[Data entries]
........

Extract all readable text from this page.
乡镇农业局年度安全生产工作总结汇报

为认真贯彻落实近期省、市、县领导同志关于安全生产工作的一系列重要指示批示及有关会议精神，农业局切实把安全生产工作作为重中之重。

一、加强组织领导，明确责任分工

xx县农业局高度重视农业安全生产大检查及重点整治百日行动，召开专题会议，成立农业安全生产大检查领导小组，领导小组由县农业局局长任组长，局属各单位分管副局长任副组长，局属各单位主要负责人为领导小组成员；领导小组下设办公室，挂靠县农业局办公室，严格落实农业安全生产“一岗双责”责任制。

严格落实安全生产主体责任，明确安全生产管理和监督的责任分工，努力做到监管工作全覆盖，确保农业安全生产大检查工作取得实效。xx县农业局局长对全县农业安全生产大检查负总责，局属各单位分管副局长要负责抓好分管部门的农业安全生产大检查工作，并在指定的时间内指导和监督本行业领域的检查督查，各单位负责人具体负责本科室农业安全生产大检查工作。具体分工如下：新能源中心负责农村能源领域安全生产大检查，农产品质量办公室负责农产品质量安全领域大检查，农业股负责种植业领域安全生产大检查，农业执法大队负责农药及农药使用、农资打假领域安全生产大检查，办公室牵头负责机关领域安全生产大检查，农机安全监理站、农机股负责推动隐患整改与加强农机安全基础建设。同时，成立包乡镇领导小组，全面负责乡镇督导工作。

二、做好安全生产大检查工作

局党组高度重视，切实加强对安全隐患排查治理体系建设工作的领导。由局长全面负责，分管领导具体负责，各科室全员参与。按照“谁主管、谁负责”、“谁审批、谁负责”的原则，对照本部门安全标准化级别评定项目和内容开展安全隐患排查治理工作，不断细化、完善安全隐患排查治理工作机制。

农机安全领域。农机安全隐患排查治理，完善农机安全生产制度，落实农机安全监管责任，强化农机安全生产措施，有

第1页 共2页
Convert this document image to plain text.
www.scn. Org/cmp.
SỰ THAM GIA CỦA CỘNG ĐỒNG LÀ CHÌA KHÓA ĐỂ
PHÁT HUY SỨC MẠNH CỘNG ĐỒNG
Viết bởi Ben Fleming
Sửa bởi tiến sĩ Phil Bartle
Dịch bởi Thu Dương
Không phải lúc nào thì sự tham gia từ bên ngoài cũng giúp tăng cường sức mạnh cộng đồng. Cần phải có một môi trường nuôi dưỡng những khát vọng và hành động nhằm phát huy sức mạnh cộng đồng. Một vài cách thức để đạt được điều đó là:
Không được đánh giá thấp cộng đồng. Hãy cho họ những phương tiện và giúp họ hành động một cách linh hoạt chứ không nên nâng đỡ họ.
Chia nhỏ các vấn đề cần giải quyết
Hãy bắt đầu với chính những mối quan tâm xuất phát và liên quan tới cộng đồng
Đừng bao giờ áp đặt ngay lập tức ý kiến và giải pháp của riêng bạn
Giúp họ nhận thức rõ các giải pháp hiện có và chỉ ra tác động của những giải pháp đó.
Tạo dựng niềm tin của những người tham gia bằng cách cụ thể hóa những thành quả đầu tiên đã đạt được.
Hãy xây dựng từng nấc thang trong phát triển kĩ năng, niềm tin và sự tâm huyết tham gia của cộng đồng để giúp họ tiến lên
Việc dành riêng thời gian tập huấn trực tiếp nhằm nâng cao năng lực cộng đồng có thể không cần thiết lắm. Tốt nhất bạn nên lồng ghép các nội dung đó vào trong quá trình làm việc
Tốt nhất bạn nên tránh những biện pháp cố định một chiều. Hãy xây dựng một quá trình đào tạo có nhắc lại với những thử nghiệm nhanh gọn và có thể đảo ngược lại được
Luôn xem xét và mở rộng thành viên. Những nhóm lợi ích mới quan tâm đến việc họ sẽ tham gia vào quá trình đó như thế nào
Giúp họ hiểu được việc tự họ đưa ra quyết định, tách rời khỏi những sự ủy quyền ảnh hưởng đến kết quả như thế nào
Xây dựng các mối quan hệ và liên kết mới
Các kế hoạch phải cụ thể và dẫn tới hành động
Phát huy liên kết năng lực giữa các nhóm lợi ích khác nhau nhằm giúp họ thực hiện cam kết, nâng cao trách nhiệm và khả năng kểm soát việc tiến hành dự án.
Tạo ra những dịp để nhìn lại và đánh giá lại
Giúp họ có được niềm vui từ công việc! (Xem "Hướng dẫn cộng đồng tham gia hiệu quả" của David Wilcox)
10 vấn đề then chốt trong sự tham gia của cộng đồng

........

▸ Exercise
Check each line of the entries above for the word "giải". List the ones that have it.

▸ Finished task
Chia nhỏ các vấn đề cần giải quyết
Đừng bao giờ áp đặt ngay lập tức ý kiến và giải pháp của riêng bạn
Giúp họ nhận thức rõ các giải pháp hiện có và chỉ ra tác động của những giải pháp đó.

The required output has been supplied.